[Begin]
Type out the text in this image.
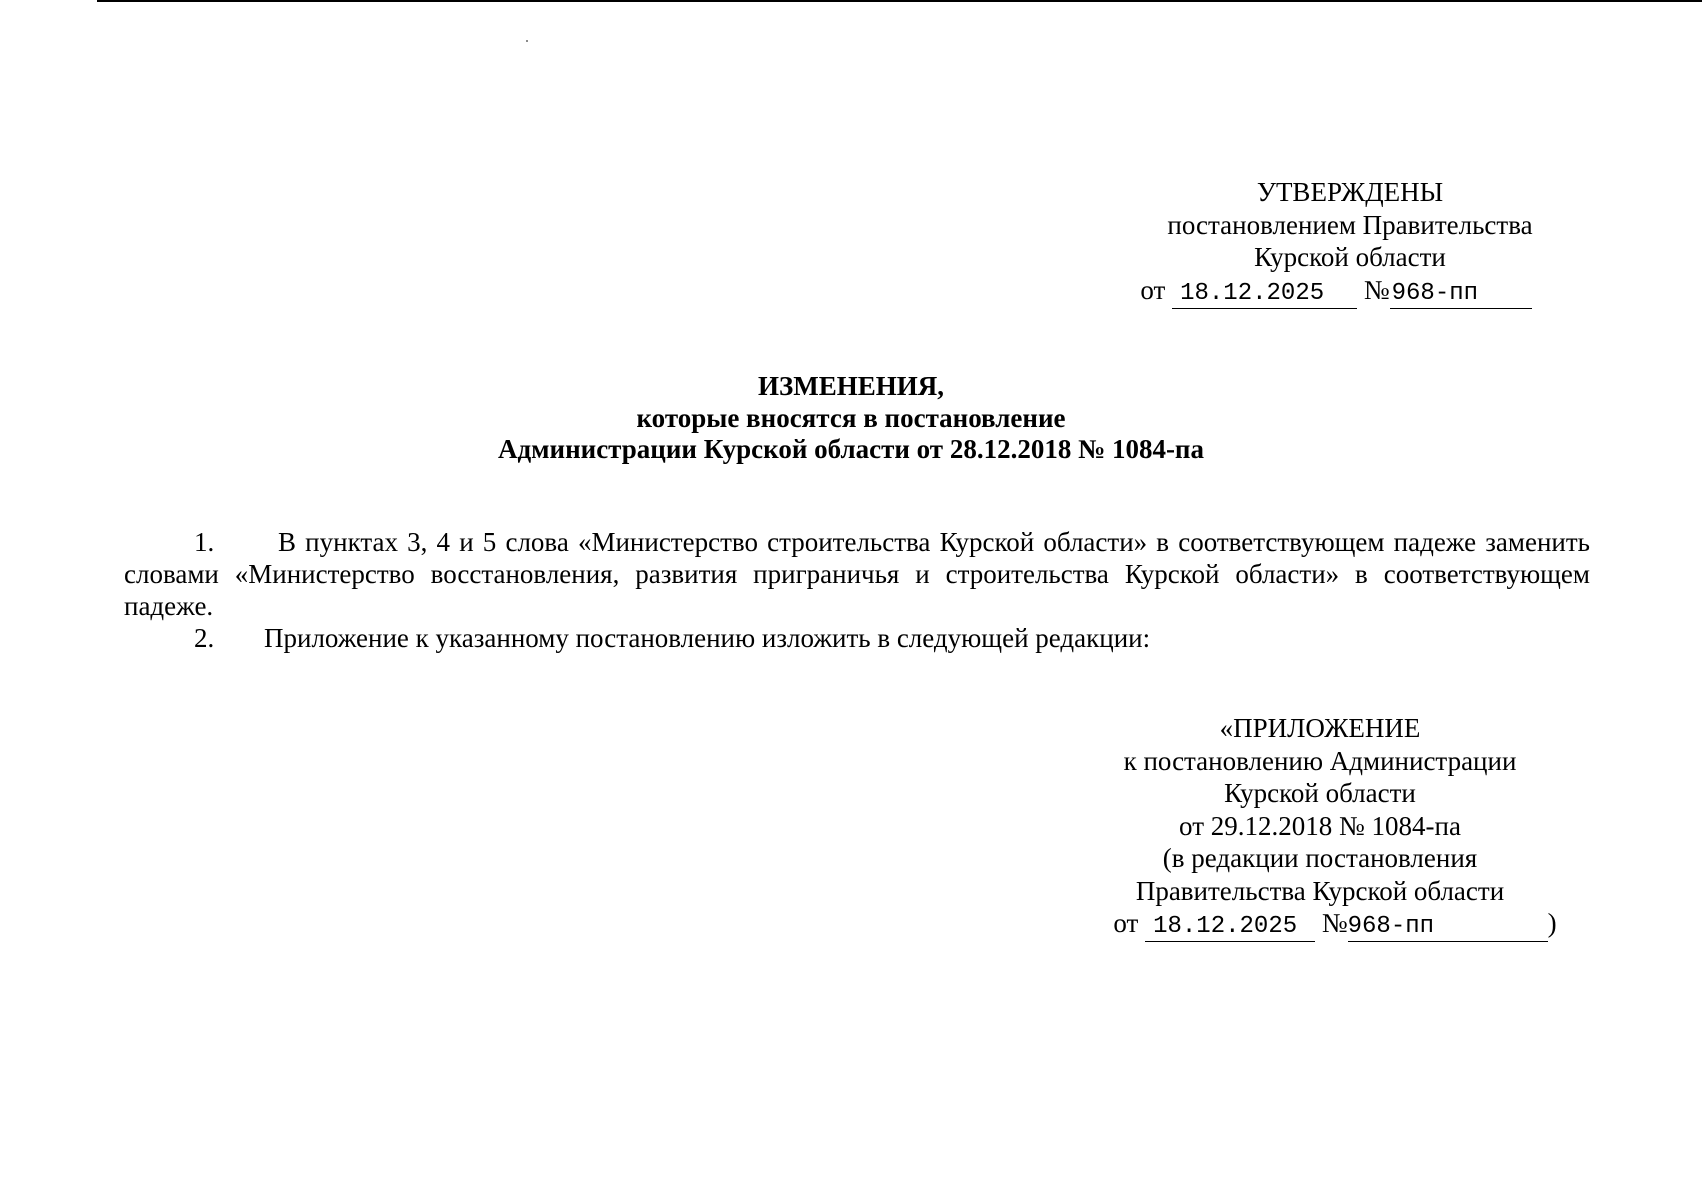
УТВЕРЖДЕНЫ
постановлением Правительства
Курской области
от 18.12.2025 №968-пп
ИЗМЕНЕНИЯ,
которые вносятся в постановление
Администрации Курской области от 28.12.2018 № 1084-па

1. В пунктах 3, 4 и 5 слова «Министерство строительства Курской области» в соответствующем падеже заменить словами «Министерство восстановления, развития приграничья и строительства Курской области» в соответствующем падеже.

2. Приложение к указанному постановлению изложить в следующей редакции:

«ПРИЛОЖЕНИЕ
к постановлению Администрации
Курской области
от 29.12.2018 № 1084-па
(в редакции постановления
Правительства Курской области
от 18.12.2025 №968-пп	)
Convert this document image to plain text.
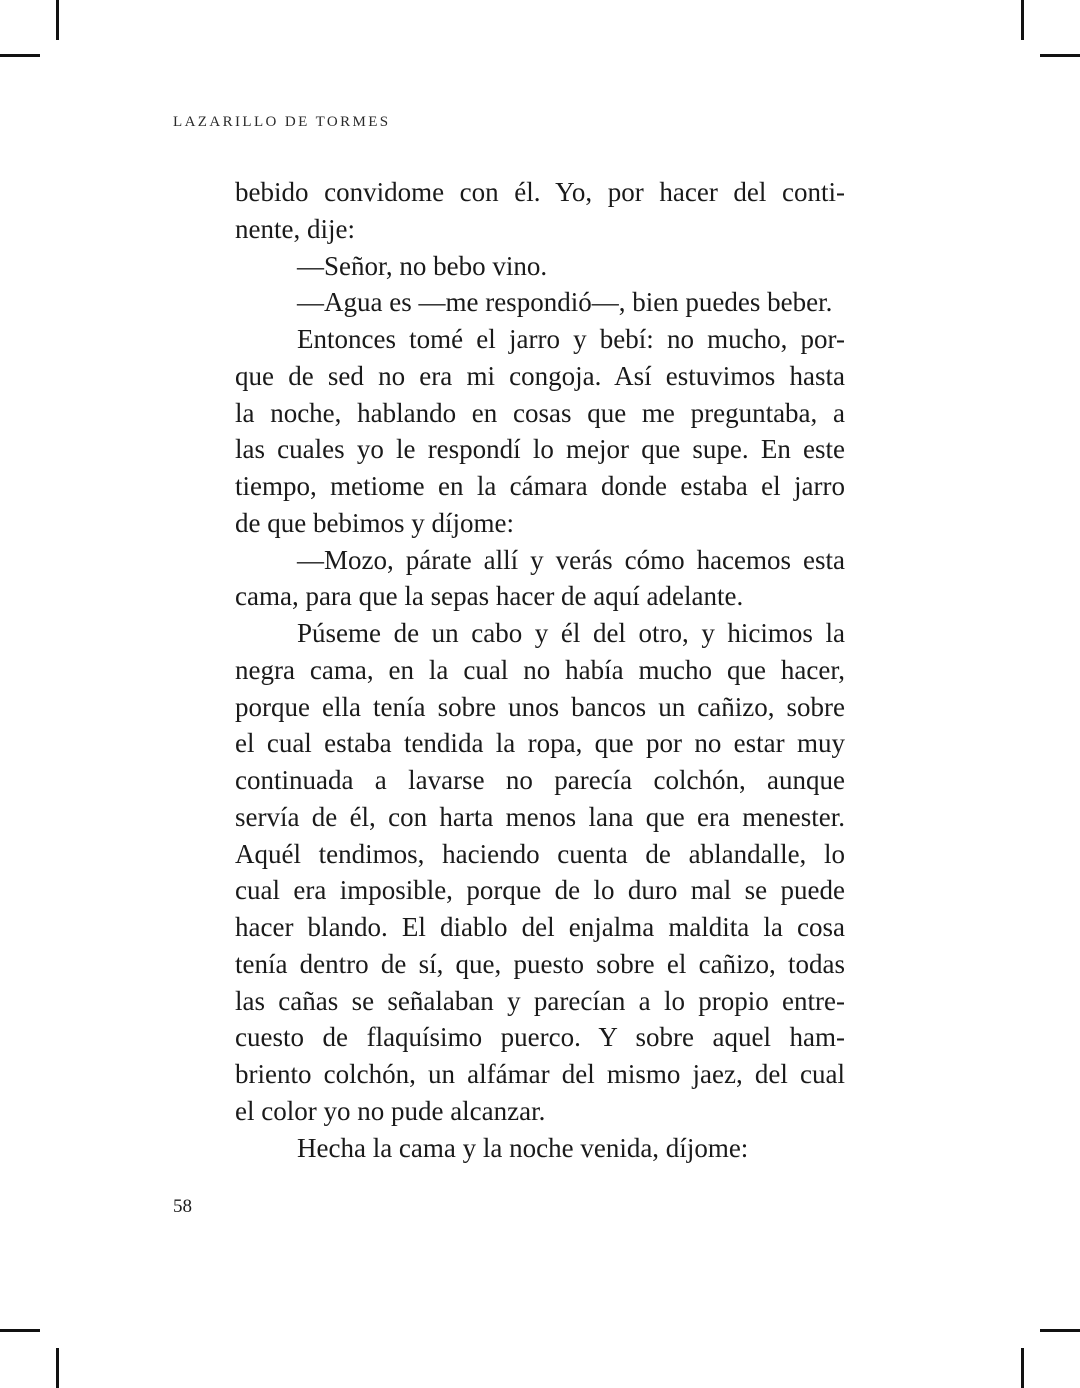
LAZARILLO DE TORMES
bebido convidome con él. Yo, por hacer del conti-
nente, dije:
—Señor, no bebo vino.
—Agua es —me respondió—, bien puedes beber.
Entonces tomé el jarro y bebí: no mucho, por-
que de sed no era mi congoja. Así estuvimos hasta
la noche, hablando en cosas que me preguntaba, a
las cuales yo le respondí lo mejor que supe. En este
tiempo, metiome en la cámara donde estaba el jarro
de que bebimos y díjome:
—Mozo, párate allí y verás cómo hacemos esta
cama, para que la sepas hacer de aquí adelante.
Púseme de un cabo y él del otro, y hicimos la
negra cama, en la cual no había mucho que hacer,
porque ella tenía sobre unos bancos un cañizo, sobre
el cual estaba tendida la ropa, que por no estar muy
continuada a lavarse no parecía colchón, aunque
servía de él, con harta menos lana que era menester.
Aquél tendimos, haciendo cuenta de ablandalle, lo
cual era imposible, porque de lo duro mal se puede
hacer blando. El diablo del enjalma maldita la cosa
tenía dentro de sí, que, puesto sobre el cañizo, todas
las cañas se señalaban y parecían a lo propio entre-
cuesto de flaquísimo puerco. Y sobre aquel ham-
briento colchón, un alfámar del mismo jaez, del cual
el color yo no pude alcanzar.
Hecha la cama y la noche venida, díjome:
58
[End]
[Begin]
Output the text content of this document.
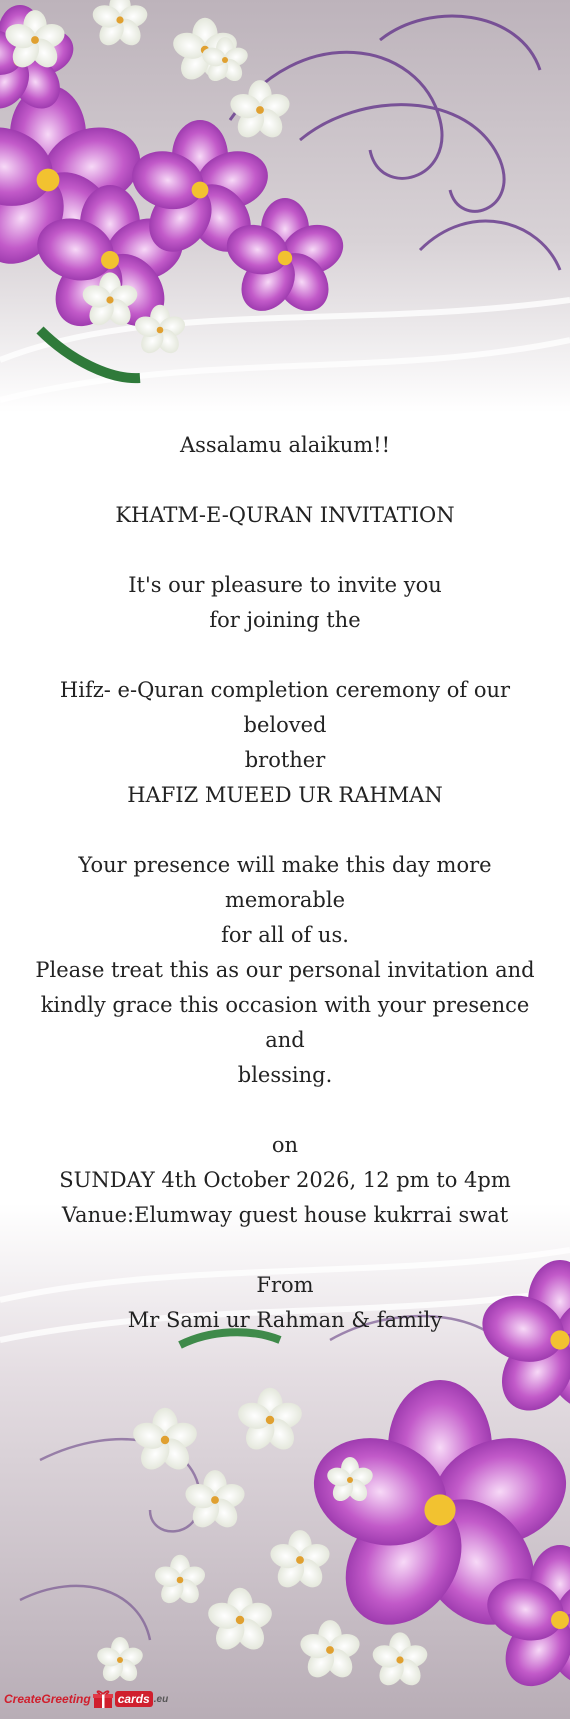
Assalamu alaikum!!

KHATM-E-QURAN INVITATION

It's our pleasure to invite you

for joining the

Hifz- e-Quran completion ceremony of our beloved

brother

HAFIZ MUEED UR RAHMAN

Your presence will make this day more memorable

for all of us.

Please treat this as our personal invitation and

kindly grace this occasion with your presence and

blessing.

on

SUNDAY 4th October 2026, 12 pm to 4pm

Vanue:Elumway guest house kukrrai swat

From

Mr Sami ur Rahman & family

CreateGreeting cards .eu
[End]
Task description — Each line holding "noche" must be found and copied.

Output of the task —
la noche, hablando en cosas que me preguntaba, a
Hecha la cama y la noche venida, díjome:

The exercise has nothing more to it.